§ **Quoted text**:
= = =

Update on array API adoption in scikit-learn
Note: this blog post is a cross-post of a Quansight Labs blog post.
The Consortium for Python Data API Standards developed the Python array API standard to define a consistent interface for array libraries, specifing core operations, data types, and behaviours. This enables ‘array-consuming’ libraries (such as scikit-learn) to write array-agnostic code that can be run on any array API compliant backend. Adopting array API support in scikit-learn means that users can pass arrays from any array API compliant library to functions that have been converted to be array-agnostic. This is useful because it allows users to take advantage of array library features, such as hardware acceleration, most notably via GPUs.
Indeed, GPU support in scikit-learn has been of interest for a long time - 11 years ago, we added an entry to our FAQ page explaining that we had no plans to add GPU support in the near future due to the software dependencies and platform specific issues it would introduce. By relying on the array API standard, however, these concerns can now be avoided.
In this blog post, I will provide an update to the array API adoption work in scikit-learn, since it’s initial introduction in version 1.3 two years ago. Thomas Fan’s blog post provides details on the status when array API support was initially added.
Current status
Since the introduction of array API support in version 1.3 of scikit-learn, several key developments have followed.
Vendoring array-api-compat and array-api-extra
Scikit-learn now vendors both
array-api-compat and
array-api-extra.
array-api-compat is a wrapper around common array libraries (e.g., PyTorch,
CuPy, JAX) that bridges gaps to ensure compatibility with the standard. It
enables adoption of backwards incompatible changes while still allowing array
libraries time to adopt the standard slowly. array-api-extra provides array
functions not included in the standard but deemed useful for array-consuming
libraries.

= = =

§ **Raw records**:
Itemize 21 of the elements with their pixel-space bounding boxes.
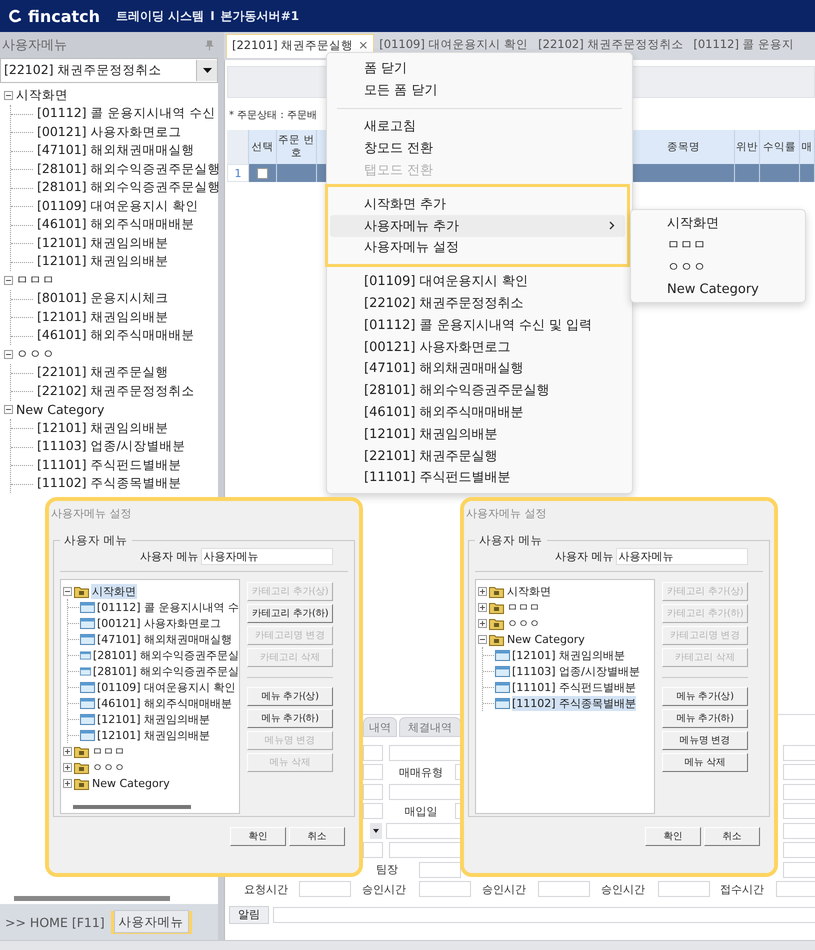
status-note: * 주문상태 : 주문배 (229, 109, 318, 122)
field-label: 승인시간 (481, 882, 527, 897)
title-divider: I (210, 9, 215, 23)
panel-title: 사용자메뉴 (2, 37, 67, 54)
field-label: 요청시간 (243, 882, 289, 897)
server-name: 본가동서버#1 (220, 8, 300, 24)
group-title: 사용자 메뉴 (478, 533, 544, 548)
field-label: 매입일 (404, 804, 438, 819)
field-label: 팀장 (375, 862, 399, 878)
dialog-title: 사용자메뉴 설정 (465, 506, 548, 522)
field-label: 승인시간 (600, 882, 646, 897)
field-label: 승인시간 (361, 882, 407, 897)
app-title: 트레이딩 시스템 (116, 8, 204, 24)
field-label: 접수시간 (719, 882, 765, 897)
field-label: 사용자 메뉴 (555, 549, 614, 564)
field-label: 사용자 메뉴 (140, 549, 198, 564)
row-number: 1 (227, 164, 249, 182)
dialog-title: 사용자메뉴 설정 (50, 506, 132, 522)
group-title: 사용자 메뉴 (63, 533, 129, 548)
field-label: 매매유형 (398, 764, 444, 780)
brand-name: fincatch (28, 6, 100, 26)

= = =

§ **Stated goal**:
Carry on the array API in scikit-learn update from where it stops, in the same voice.

§ **Final result**:
We chose to vendor these now much more mature libraries in order to avoid the complexity of conditionally handling optional dependencies throughout the codebase. This approach also follows precedent, as SciPy also vendors these packages.
Array libraries supported
Scikit-learn currently supports CuPy ndarrays, PyTorch tensors (testing against all devices: ‘cpu’, ‘cuda’, ‘mps’ and ‘xpu’) and NumPy arrays. JAX support is also on the horizon. The main focus of this work is addressing in-place mutations in the codebase. Follow PR #29647 for updates.
Beyond these libraries, scikit-learn also tests against array-api-strict, a
reference implementation that strictly adheres to the array API specification.
The purpose of array-api-strict is to help automate compliance checks for
consuming libraries and to enable development and testing of array
API functionality without the need for GPU or other specialized hardware.
Array libraries that conform to the standard and pass the array-api-tests suite
should be accepted by scikit-learn and SciPy, without any additional modifications
from maintainers.
Estimators and metrics with array API support
The full list of metrics and estimators that now support array API can be
found in our
Array API support
documentation page. The majority of high impact metrics have now been
converted to be array API compatible. Many transformers are also now
supported, notably LabelBinarizer which is widely used internally and
simplifies other conversions.
Conversion of estimators is much more complicated as it often involves
benchmarking different variations of code or consensus gathering on
implementation choices. It generally requires many months of work by several
maintainers. Nonetheless, support for LogisticRegression, GaussianNB,
GaussianMixture, Ridge (and family: RidgeCV, RidgeClassifier,
RidgeClassifierCV), Nystroem and PCA has been added. Work on
GaussianProcessRegressor is also underway (follow at
PR #33096).
Handling mixed array namespaces and devices
scikit-learn takes a unique approach among ‘array-consuming’ libraries by supporting mixed array namespace and device inputs. This design choice enables the framework to handle the practical complexities of end-to-end machine learning pipelines.
String-valued class labels are common in classification tasks and enable users to work with interpretable categories rather than integer codes. NumPy is currently the only array library with string array support, meaning that any workflow involving both GPU-accelerated computation and string labels necessarily involves mixed array type inputs.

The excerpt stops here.